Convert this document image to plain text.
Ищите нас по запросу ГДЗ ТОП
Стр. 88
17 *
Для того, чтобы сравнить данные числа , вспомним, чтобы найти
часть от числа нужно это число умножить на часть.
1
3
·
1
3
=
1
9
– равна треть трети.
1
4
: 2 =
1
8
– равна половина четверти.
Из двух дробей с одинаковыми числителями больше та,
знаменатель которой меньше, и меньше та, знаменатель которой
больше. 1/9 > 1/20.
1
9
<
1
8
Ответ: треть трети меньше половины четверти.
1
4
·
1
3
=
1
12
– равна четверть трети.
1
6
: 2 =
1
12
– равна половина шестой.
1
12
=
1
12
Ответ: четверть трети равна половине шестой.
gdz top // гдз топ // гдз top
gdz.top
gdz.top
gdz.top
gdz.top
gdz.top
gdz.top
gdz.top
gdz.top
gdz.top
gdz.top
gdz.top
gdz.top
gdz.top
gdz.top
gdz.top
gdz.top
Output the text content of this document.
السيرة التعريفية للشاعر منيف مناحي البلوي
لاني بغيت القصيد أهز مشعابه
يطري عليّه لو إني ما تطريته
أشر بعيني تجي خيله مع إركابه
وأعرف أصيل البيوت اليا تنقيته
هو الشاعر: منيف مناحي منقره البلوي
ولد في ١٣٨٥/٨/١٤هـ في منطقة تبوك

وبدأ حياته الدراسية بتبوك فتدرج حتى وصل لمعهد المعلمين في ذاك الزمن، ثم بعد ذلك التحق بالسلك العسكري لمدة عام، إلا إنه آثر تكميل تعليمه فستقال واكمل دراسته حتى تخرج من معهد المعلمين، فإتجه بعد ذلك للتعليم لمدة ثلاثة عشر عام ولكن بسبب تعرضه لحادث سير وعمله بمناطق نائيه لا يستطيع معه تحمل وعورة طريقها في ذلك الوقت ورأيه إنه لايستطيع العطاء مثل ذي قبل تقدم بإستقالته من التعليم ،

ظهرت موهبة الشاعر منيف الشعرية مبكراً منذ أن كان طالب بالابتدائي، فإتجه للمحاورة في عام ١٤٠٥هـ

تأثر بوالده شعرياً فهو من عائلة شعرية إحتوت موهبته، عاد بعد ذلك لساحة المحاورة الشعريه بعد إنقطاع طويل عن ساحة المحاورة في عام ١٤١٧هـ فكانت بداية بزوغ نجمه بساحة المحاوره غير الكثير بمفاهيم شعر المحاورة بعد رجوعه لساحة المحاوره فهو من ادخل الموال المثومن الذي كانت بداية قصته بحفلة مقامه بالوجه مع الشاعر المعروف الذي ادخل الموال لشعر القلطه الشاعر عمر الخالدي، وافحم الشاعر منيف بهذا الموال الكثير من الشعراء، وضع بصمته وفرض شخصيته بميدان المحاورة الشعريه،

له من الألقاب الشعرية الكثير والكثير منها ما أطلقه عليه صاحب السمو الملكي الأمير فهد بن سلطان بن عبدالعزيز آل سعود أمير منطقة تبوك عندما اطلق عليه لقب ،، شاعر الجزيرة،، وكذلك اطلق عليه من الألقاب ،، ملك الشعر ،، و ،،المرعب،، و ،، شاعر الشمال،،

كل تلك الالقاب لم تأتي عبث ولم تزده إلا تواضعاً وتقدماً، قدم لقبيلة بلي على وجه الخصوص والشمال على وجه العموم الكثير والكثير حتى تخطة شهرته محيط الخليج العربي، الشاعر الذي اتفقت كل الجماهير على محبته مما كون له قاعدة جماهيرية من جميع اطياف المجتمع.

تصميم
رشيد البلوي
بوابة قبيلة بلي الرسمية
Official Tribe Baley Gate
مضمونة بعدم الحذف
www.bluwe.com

══════════════════════════════

WHAT TO WORK ON
Look over the records above and copy each line that includes the string "والكثير".

ANSWER TO THIS TASK
له من الألقاب الشعرية الكثير والكثير منها ما أطلقه عليه صاحب السمو الملكي الأمير فهد بن سلطان بن عبدالعزيز آل سعود أمير منطقة تبوك عندما اطلق عليه لقب ،، شاعر الجزيرة،، وكذلك اطلق عليه من الألقاب ،، ملك الشعر ،، و ،،المرعب،، و ،، شاعر الشمال،،
كل تلك الالقاب لم تأتي عبث ولم تزده إلا تواضعاً وتقدماً، قدم لقبيلة بلي على وجه الخصوص والشمال على وجه العموم الكثير والكثير حتى تخطة شهرته محيط الخليج العربي، الشاعر الذي اتفقت كل الجماهير على محبته مما كون له قاعدة جماهيرية من جميع اطياف المجتمع.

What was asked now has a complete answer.